To do >>
Each entry needs to be restated exactly as written.

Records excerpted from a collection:
## BEGIN
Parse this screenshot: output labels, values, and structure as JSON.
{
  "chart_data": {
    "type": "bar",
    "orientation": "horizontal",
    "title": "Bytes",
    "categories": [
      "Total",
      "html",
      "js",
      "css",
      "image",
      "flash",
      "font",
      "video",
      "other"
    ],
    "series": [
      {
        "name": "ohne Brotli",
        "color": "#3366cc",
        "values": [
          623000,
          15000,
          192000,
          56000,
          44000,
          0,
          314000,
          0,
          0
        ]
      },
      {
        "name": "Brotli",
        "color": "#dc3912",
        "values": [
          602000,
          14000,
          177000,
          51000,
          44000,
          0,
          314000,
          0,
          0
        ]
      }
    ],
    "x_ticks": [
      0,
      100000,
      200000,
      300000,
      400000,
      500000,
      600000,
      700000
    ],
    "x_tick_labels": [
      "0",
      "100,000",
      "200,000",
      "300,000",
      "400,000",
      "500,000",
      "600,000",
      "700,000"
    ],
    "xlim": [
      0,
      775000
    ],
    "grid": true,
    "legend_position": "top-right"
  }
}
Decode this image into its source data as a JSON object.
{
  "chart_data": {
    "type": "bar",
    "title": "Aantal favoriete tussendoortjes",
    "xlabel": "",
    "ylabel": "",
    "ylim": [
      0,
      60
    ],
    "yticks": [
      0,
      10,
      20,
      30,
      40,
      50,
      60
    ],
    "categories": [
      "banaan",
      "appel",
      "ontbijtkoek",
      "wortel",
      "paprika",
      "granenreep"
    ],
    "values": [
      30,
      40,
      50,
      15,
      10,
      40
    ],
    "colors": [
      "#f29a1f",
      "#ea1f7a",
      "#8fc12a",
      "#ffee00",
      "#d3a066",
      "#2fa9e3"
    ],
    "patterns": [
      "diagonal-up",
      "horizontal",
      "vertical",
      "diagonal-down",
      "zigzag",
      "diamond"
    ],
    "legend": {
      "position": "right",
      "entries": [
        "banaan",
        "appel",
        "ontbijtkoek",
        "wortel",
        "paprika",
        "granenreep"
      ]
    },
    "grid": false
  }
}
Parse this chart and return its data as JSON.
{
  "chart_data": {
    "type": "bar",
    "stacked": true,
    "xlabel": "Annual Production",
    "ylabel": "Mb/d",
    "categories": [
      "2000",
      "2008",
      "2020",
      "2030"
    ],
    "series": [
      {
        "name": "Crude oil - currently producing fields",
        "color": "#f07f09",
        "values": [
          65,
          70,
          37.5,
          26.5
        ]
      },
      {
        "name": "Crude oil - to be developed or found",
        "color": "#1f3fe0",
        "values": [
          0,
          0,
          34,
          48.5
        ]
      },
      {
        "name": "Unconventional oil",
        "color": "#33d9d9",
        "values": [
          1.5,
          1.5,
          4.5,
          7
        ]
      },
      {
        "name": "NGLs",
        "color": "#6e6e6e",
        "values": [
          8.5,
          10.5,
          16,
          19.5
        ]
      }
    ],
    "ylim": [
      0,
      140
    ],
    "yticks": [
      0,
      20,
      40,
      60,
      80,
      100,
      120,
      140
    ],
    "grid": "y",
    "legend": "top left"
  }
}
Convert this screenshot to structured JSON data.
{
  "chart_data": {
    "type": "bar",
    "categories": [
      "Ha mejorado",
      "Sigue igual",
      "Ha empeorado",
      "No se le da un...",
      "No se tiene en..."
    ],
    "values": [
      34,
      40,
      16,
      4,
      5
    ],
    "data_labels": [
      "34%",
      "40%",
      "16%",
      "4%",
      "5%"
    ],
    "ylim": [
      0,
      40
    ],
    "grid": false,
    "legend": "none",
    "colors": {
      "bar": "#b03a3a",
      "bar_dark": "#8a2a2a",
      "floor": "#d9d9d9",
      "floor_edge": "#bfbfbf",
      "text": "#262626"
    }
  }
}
## END
Result >>
Parse this screenshot: output labels, values, and structure as JSON.
{
  "chart_data": {
    "type": "bar",
    "orientation": "horizontal",
    "title": "Bytes",
    "categories": [
      "Total",
      "html",
      "js",
      "css",
      "image",
      "flash",
      "font",
      "video",
      "other"
    ],
    "series": [
      {
        "name": "ohne Brotli",
        "color": "#3366cc",
        "values": [
          623000,
          15000,
          192000,
          56000,
          44000,
          0,
          314000,
          0,
          0
        ]
      },
      {
        "name": "Brotli",
        "color": "#dc3912",
        "values": [
          602000,
          14000,
          177000,
          51000,
          44000,
          0,
          314000,
          0,
          0
        ]
      }
    ],
    "x_ticks": [
      0,
      100000,
      200000,
      300000,
      400000,
      500000,
      600000,
      700000
    ],
    "x_tick_labels": [
      "0",
      "100,000",
      "200,000",
      "300,000",
      "400,000",
      "500,000",
      "600,000",
      "700,000"
    ],
    "xlim": [
      0,
      775000
    ],
    "grid": true,
    "legend_position": "top-right"
  }
}
Decode this image into its source data as a JSON object.
{
  "chart_data": {
    "type": "bar",
    "title": "Aantal favoriete tussendoortjes",
    "xlabel": "",
    "ylabel": "",
    "ylim": [
      0,
      60
    ],
    "yticks": [
      0,
      10,
      20,
      30,
      40,
      50,
      60
    ],
    "categories": [
      "banaan",
      "appel",
      "ontbijtkoek",
      "wortel",
      "paprika",
      "granenreep"
    ],
    "values": [
      30,
      40,
      50,
      15,
      10,
      40
    ],
    "colors": [
      "#f29a1f",
      "#ea1f7a",
      "#8fc12a",
      "#ffee00",
      "#d3a066",
      "#2fa9e3"
    ],
    "patterns": [
      "diagonal-up",
      "horizontal",
      "vertical",
      "diagonal-down",
      "zigzag",
      "diamond"
    ],
    "legend": {
      "position": "right",
      "entries": [
        "banaan",
        "appel",
        "ontbijtkoek",
        "wortel",
        "paprika",
        "granenreep"
      ]
    },
    "grid": false
  }
}
Parse this chart and return its data as JSON.
{
  "chart_data": {
    "type": "bar",
    "stacked": true,
    "xlabel": "Annual Production",
    "ylabel": "Mb/d",
    "categories": [
      "2000",
      "2008",
      "2020",
      "2030"
    ],
    "series": [
      {
        "name": "Crude oil - currently producing fields",
        "color": "#f07f09",
        "values": [
          65,
          70,
          37.5,
          26.5
        ]
      },
      {
        "name": "Crude oil - to be developed or found",
        "color": "#1f3fe0",
        "values": [
          0,
          0,
          34,
          48.5
        ]
      },
      {
        "name": "Unconventional oil",
        "color": "#33d9d9",
        "values": [
          1.5,
          1.5,
          4.5,
          7
        ]
      },
      {
        "name": "NGLs",
        "color": "#6e6e6e",
        "values": [
          8.5,
          10.5,
          16,
          19.5
        ]
      }
    ],
    "ylim": [
      0,
      140
    ],
    "yticks": [
      0,
      20,
      40,
      60,
      80,
      100,
      120,
      140
    ],
    "grid": "y",
    "legend": "top left"
  }
}
Convert this screenshot to structured JSON data.
{
  "chart_data": {
    "type": "bar",
    "categories": [
      "Ha mejorado",
      "Sigue igual",
      "Ha empeorado",
      "No se le da un...",
      "No se tiene en..."
    ],
    "values": [
      34,
      40,
      16,
      4,
      5
    ],
    "data_labels": [
      "34%",
      "40%",
      "16%",
      "4%",
      "5%"
    ],
    "ylim": [
      0,
      40
    ],
    "grid": false,
    "legend": "none",
    "colors": {
      "bar": "#b03a3a",
      "bar_dark": "#8a2a2a",
      "floor": "#d9d9d9",
      "floor_edge": "#bfbfbf",
      "text": "#262626"
    }
  }
}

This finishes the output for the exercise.